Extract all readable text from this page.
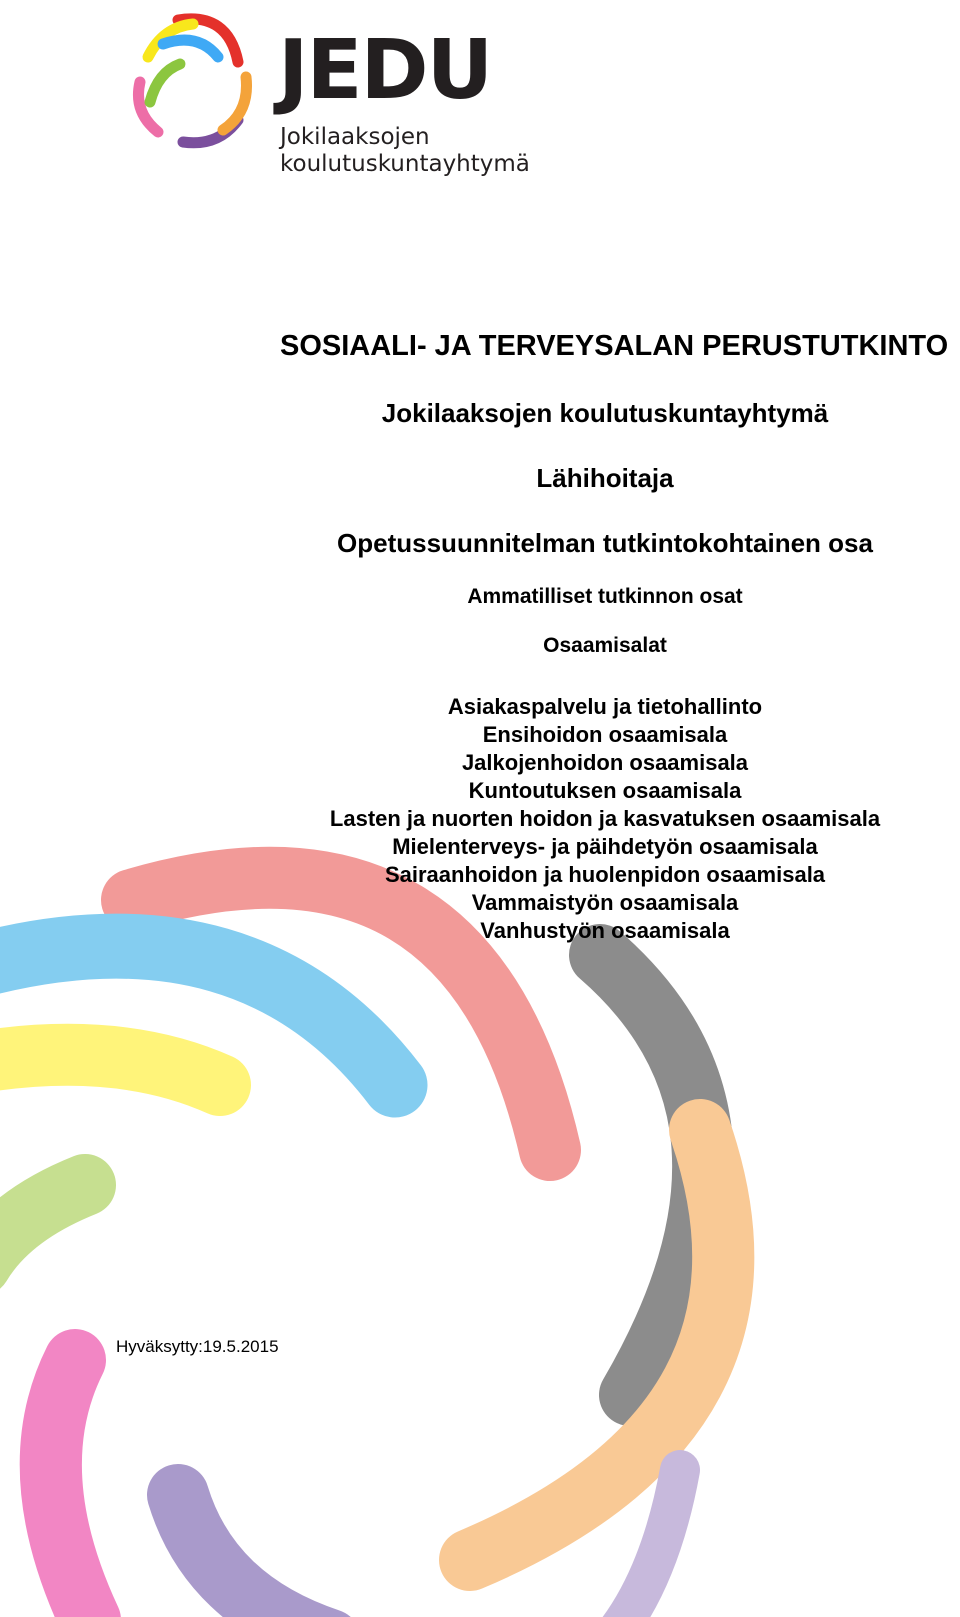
JEDU
Jokilaaksojen
koulutuskuntayhtymä
SOSIAALI- JA TERVEYSALAN PERUSTUTKINTO
Jokilaaksojen koulutuskuntayhtymä
Lähihoitaja
Opetussuunnitelman tutkintokohtainen osa
Ammatilliset tutkinnon osat
Osaamisalat
Asiakaspalvelu ja tietohallinto
Ensihoidon osaamisala
Jalkojenhoidon osaamisala
Kuntoutuksen osaamisala
Lasten ja nuorten hoidon ja kasvatuksen osaamisala
Mielenterveys- ja päihdetyön osaamisala
Sairaanhoidon ja huolenpidon osaamisala
Vammaistyön osaamisala
Vanhustyön osaamisala
Hyväksytty:19.5.2015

* _Exercise goal_: Every line above should be repeated exactly; pictures stay out of the copy.

* _Response to the exercise_:
Extract all readable text from this page.
JEDU
Jokilaaksojen
koulutuskuntayhtymä
SOSIAALI- JA TERVEYSALAN PERUSTUTKINTO
Jokilaaksojen koulutuskuntayhtymä
Lähihoitaja
Opetussuunnitelman tutkintokohtainen osa
Ammatilliset tutkinnon osat
Osaamisalat
Asiakaspalvelu ja tietohallinto
Ensihoidon osaamisala
Jalkojenhoidon osaamisala
Kuntoutuksen osaamisala
Lasten ja nuorten hoidon ja kasvatuksen osaamisala
Mielenterveys- ja päihdetyön osaamisala
Sairaanhoidon ja huolenpidon osaamisala
Vammaistyön osaamisala
Vanhustyön osaamisala
Hyväksytty:19.5.2015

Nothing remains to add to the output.